═══ Supplied text ═══

# Euro 5 to Euro 6 Conversion



## Ed on Toast (Aug 22, 2022)

In these times of expanding 'Clean Air Zones'  I have recently taken on a nice project, based around a 2011 VW Caddy.

So, oh wise ones, what do folk know about converting a Euro 5 to a Euro 6 compliant.

What it involves?
What kind of cost is involved?
DIY or Pro-fit?
Other great answers to questions have not even asked, yet


----------



## jagmanx (Aug 22, 2022)

My understanding is that such categories depend only OEM (ie when first made) any improvents cannot change the OEM.
However I await correction by those who may KNOW !


----------



## Robmac (Aug 22, 2022)

Seems it can be done Ed;









						All about Euro 5 to Euro 6 conversion and how it can save your money
					

In general, it’s much easier to convert a diesel vehicle from Euro 5 to Euro 6 than it is with a petrol one. Read the guide for rest.



					www.wheelsinpak.com


----------



## mistericeman (Aug 22, 2022)

I looked into it a while back and general consensus was sell the 5 and buy a 6... 

Issues around actually getting it certified in any meaningful way to get it classed a 6. 
And software to sort as well as hardware 

Things MAY have changed BUT it's often the way with these things... 
Like fitting aircon to a none aircon van


----------



## Ed on Toast (Aug 22, 2022)

Robmac said:


> Seems it can be done Ed;
> 
> 
> 
> ...


Thanks Rob, seems it is possible then


----------



## mark61 (Aug 22, 2022)

The job can certainly be done, but according to a mate who has looked into it, TFL won't be accepting any aftermarket conversions of 5 to 6.

I've not looked into it myself.


----------



## jagmanx (Aug 22, 2022)

Ed seems my warning is "sad". Strange but true !
Pity I bothered !
Now that is sad.


----------



## Ed on Toast (Aug 22, 2022)

jagmanx said:


> Ed seems my warning is "sad". Strange but true !
> Pity I bothered !
> Now that is sad.


No, just me sad, as my project might stumble at the first hurdle. I am grateful you posted


----------



## colinm (Aug 22, 2022)

I think you will need to find a company to do and certify the work.
https://www.hjs.com/en/uk/  seem to be the company who are most likely to do a VW, and AFAIK Cybrand do their work in UK.


----------



## Ed on Toast (Aug 22, 2022)

Very interesting, thank you


----------



## 1807truckman (Aug 22, 2022)

Just copied this from the London LEZ website.

Ways to meet the LEZ standards​London road user charging​Sign inCreate account
If your vehicle doesn't meet the Low Emission Zone (LEZ) emissions standards, there are things you may be able to do.
Replace your vehicle​You could upgrade to a newer vehicle that meets the standards or an electric vehicle. Find out more about replacing your vehicle.
Retrofit your vehicle​Check your vehicle to see if it meets the LEZ emissions standards. If it doesn't, you may be able to retrofit your vehicle with emissions reduction technology.

═══ Provided data ═══

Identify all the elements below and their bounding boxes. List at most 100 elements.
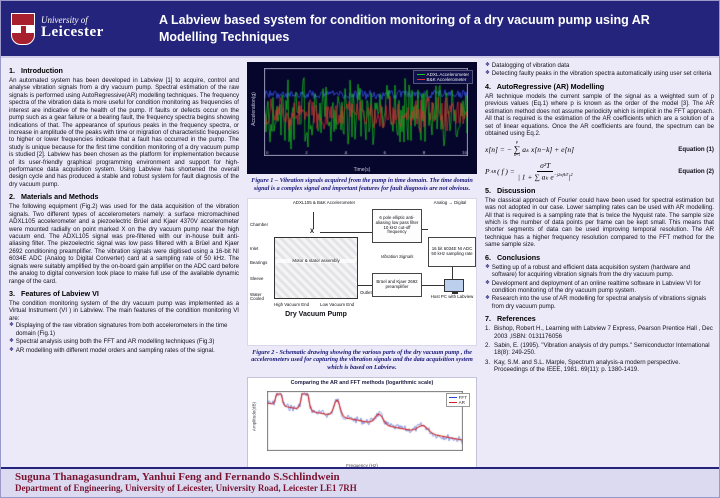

═══

Direction 1. Write out the portion of the Euro 5 to Euro 6 conversion thread between "## 1807truckman (Aug" and "replacing your vehicle.", inclusive.
Direction 2. Extend the Euro 5 to Euro 6 conversion thread, picking up immediately after its final sentence.
The data were taken from a source unrelated to the Euro 5 to Euro 6 conversion thread.

Task answer 1.
## 1807truckman (Aug 22, 2022)

Just copied this from the London LEZ website.

Ways to meet the LEZ standards​London road user charging​Sign inCreate account
If your vehicle doesn't meet the Low Emission Zone (LEZ) emissions standards, there are things you may be able to do.
Replace your vehicle​You could upgrade to a newer vehicle that meets the standards or an electric vehicle. Find out more about replacing your vehicle.

Task answer 2.
Emissions reduction technology​Emissions reduction technologies include:

Selective catalytic reduction, which reduces NOx emissions
Replacement Euro VI engines
Converting a vehicle to electric power
Retrofit technologies need to be approved by the Clean Vehicle Retrofit Accreditation Scheme (CVRAS). This government scheme, funded by Defra, establishes common standards for all Clean Air Zone cities.
CVRAS has certified emissions reduction technologies for certain buses, coaches, HGVs, and refuse vehicles.
As retrofits need to be calibrated to specific vehicle models, and not all vehicles can be covered. We expect more conversions to be available in the future.
Information about the retrofit process and a list of suppliers is on the CVRAS website.
Even if your vehicle has been fitted with emissions reduction technology, it may take up to seven days after installation for your vehicle record to update. If after seven days our vehicle checker continues to show your vehicle as chargeable, please check that your retrofit manufacturer has notified us of the installation.
Until our vehicle checker shows your vehicle as non-chargeable, you must continue to pay the LEZ daily charge when driving in the zone. These charges are non-refundable.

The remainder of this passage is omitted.